** What is needed **
Your task is to print the material below exactly as presented.

**** Extracted information

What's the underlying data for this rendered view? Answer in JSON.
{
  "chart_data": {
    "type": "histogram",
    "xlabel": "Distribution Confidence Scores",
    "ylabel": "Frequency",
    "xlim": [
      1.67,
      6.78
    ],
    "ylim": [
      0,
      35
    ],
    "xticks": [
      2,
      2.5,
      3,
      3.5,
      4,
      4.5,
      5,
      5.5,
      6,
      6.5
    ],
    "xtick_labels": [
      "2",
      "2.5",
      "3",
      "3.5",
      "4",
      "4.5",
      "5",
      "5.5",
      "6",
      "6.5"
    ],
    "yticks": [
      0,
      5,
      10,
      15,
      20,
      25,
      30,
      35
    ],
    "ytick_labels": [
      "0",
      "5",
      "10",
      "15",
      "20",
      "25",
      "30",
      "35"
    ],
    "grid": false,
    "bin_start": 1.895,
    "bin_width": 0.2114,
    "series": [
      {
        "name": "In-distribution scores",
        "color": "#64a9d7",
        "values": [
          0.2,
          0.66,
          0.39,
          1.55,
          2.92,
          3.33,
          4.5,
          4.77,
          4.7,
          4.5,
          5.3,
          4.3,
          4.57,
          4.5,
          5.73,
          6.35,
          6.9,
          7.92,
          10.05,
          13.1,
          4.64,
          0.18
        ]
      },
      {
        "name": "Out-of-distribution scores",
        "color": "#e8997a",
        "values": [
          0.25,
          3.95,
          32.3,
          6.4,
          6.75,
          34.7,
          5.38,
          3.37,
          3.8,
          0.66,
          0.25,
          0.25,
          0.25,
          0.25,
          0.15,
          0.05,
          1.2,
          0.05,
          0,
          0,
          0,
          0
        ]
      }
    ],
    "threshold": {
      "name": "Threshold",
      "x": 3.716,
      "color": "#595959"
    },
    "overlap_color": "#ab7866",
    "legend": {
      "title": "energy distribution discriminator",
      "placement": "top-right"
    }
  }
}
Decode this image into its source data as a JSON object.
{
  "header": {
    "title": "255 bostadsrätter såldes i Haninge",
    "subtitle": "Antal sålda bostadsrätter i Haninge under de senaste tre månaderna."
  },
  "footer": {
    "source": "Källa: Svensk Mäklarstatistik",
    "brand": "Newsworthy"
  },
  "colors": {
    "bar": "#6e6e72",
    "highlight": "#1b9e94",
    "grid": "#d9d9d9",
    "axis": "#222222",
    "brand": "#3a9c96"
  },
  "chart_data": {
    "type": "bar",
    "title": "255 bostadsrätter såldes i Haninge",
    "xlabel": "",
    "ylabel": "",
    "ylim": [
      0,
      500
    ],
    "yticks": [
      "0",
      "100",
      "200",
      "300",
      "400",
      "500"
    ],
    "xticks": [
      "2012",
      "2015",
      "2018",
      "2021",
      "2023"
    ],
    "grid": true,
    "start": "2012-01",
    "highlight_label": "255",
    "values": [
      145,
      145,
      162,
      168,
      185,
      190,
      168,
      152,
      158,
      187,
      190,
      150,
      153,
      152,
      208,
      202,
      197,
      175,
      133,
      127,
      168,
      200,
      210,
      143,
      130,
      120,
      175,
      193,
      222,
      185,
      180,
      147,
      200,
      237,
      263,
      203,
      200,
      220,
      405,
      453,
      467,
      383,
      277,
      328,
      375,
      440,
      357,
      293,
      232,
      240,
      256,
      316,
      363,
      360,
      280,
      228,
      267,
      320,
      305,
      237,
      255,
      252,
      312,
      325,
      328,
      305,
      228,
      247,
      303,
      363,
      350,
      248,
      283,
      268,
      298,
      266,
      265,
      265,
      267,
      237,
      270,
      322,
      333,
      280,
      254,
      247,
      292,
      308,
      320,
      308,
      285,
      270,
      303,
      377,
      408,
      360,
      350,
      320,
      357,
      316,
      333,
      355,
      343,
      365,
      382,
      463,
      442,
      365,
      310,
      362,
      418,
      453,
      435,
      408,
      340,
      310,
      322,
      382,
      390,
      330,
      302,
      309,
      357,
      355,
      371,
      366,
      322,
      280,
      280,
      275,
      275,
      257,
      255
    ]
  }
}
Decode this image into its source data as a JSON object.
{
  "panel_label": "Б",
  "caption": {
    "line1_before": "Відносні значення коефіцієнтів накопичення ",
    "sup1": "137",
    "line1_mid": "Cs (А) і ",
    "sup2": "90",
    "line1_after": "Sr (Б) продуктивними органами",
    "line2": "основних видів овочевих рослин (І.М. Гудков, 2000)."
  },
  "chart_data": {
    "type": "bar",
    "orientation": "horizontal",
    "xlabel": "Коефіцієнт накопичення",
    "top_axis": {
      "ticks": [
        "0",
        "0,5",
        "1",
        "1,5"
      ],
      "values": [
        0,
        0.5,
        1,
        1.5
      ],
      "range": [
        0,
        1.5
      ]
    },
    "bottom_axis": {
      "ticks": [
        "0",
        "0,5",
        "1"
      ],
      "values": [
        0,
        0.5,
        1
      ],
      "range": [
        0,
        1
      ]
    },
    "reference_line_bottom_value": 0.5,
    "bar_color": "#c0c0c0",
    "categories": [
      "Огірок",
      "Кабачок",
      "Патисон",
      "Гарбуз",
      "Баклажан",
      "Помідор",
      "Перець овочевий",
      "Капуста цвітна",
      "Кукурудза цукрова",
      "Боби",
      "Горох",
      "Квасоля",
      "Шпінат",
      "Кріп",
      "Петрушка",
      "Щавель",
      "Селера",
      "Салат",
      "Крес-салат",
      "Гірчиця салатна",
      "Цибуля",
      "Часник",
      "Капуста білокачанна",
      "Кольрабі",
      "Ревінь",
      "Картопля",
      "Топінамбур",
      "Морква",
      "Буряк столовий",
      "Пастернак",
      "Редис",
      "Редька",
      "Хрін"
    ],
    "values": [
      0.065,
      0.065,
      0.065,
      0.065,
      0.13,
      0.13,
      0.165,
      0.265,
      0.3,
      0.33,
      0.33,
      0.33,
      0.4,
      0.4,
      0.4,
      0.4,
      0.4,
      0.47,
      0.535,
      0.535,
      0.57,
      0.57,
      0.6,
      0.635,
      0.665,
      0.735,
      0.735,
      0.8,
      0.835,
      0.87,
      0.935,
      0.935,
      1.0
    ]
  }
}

********

** Result of this exercise **
What's the underlying data for this rendered view? Answer in JSON.
{
  "chart_data": {
    "type": "histogram",
    "xlabel": "Distribution Confidence Scores",
    "ylabel": "Frequency",
    "xlim": [
      1.67,
      6.78
    ],
    "ylim": [
      0,
      35
    ],
    "xticks": [
      2,
      2.5,
      3,
      3.5,
      4,
      4.5,
      5,
      5.5,
      6,
      6.5
    ],
    "xtick_labels": [
      "2",
      "2.5",
      "3",
      "3.5",
      "4",
      "4.5",
      "5",
      "5.5",
      "6",
      "6.5"
    ],
    "yticks": [
      0,
      5,
      10,
      15,
      20,
      25,
      30,
      35
    ],
    "ytick_labels": [
      "0",
      "5",
      "10",
      "15",
      "20",
      "25",
      "30",
      "35"
    ],
    "grid": false,
    "bin_start": 1.895,
    "bin_width": 0.2114,
    "series": [
      {
        "name": "In-distribution scores",
        "color": "#64a9d7",
        "values": [
          0.2,
          0.66,
          0.39,
          1.55,
          2.92,
          3.33,
          4.5,
          4.77,
          4.7,
          4.5,
          5.3,
          4.3,
          4.57,
          4.5,
          5.73,
          6.35,
          6.9,
          7.92,
          10.05,
          13.1,
          4.64,
          0.18
        ]
      },
      {
        "name": "Out-of-distribution scores",
        "color": "#e8997a",
        "values": [
          0.25,
          3.95,
          32.3,
          6.4,
          6.75,
          34.7,
          5.38,
          3.37,
          3.8,
          0.66,
          0.25,
          0.25,
          0.25,
          0.25,
          0.15,
          0.05,
          1.2,
          0.05,
          0,
          0,
          0,
          0
        ]
      }
    ],
    "threshold": {
      "name": "Threshold",
      "x": 3.716,
      "color": "#595959"
    },
    "overlap_color": "#ab7866",
    "legend": {
      "title": "energy distribution discriminator",
      "placement": "top-right"
    }
  }
}
Decode this image into its source data as a JSON object.
{
  "header": {
    "title": "255 bostadsrätter såldes i Haninge",
    "subtitle": "Antal sålda bostadsrätter i Haninge under de senaste tre månaderna."
  },
  "footer": {
    "source": "Källa: Svensk Mäklarstatistik",
    "brand": "Newsworthy"
  },
  "colors": {
    "bar": "#6e6e72",
    "highlight": "#1b9e94",
    "grid": "#d9d9d9",
    "axis": "#222222",
    "brand": "#3a9c96"
  },
  "chart_data": {
    "type": "bar",
    "title": "255 bostadsrätter såldes i Haninge",
    "xlabel": "",
    "ylabel": "",
    "ylim": [
      0,
      500
    ],
    "yticks": [
      "0",
      "100",
      "200",
      "300",
      "400",
      "500"
    ],
    "xticks": [
      "2012",
      "2015",
      "2018",
      "2021",
      "2023"
    ],
    "grid": true,
    "start": "2012-01",
    "highlight_label": "255",
    "values": [
      145,
      145,
      162,
      168,
      185,
      190,
      168,
      152,
      158,
      187,
      190,
      150,
      153,
      152,
      208,
      202,
      197,
      175,
      133,
      127,
      168,
      200,
      210,
      143,
      130,
      120,
      175,
      193,
      222,
      185,
      180,
      147,
      200,
      237,
      263,
      203,
      200,
      220,
      405,
      453,
      467,
      383,
      277,
      328,
      375,
      440,
      357,
      293,
      232,
      240,
      256,
      316,
      363,
      360,
      280,
      228,
      267,
      320,
      305,
      237,
      255,
      252,
      312,
      325,
      328,
      305,
      228,
      247,
      303,
      363,
      350,
      248,
      283,
      268,
      298,
      266,
      265,
      265,
      267,
      237,
      270,
      322,
      333,
      280,
      254,
      247,
      292,
      308,
      320,
      308,
      285,
      270,
      303,
      377,
      408,
      360,
      350,
      320,
      357,
      316,
      333,
      355,
      343,
      365,
      382,
      463,
      442,
      365,
      310,
      362,
      418,
      453,
      435,
      408,
      340,
      310,
      322,
      382,
      390,
      330,
      302,
      309,
      357,
      355,
      371,
      366,
      322,
      280,
      280,
      275,
      275,
      257,
      255
    ]
  }
}
Decode this image into its source data as a JSON object.
{
  "panel_label": "Б",
  "caption": {
    "line1_before": "Відносні значення коефіцієнтів накопичення ",
    "sup1": "137",
    "line1_mid": "Cs (А) і ",
    "sup2": "90",
    "line1_after": "Sr (Б) продуктивними органами",
    "line2": "основних видів овочевих рослин (І.М. Гудков, 2000)."
  },
  "chart_data": {
    "type": "bar",
    "orientation": "horizontal",
    "xlabel": "Коефіцієнт накопичення",
    "top_axis": {
      "ticks": [
        "0",
        "0,5",
        "1",
        "1,5"
      ],
      "values": [
        0,
        0.5,
        1,
        1.5
      ],
      "range": [
        0,
        1.5
      ]
    },
    "bottom_axis": {
      "ticks": [
        "0",
        "0,5",
        "1"
      ],
      "values": [
        0,
        0.5,
        1
      ],
      "range": [
        0,
        1
      ]
    },
    "reference_line_bottom_value": 0.5,
    "bar_color": "#c0c0c0",
    "categories": [
      "Огірок",
      "Кабачок",
      "Патисон",
      "Гарбуз",
      "Баклажан",
      "Помідор",
      "Перець овочевий",
      "Капуста цвітна",
      "Кукурудза цукрова",
      "Боби",
      "Горох",
      "Квасоля",
      "Шпінат",
      "Кріп",
      "Петрушка",
      "Щавель",
      "Селера",
      "Салат",
      "Крес-салат",
      "Гірчиця салатна",
      "Цибуля",
      "Часник",
      "Капуста білокачанна",
      "Кольрабі",
      "Ревінь",
      "Картопля",
      "Топінамбур",
      "Морква",
      "Буряк столовий",
      "Пастернак",
      "Редис",
      "Редька",
      "Хрін"
    ],
    "values": [
      0.065,
      0.065,
      0.065,
      0.065,
      0.13,
      0.13,
      0.165,
      0.265,
      0.3,
      0.33,
      0.33,
      0.33,
      0.4,
      0.4,
      0.4,
      0.4,
      0.4,
      0.47,
      0.535,
      0.535,
      0.57,
      0.57,
      0.6,
      0.635,
      0.665,
      0.735,
      0.735,
      0.8,
      0.835,
      0.87,
      0.935,
      0.935,
      1.0
    ]
  }
}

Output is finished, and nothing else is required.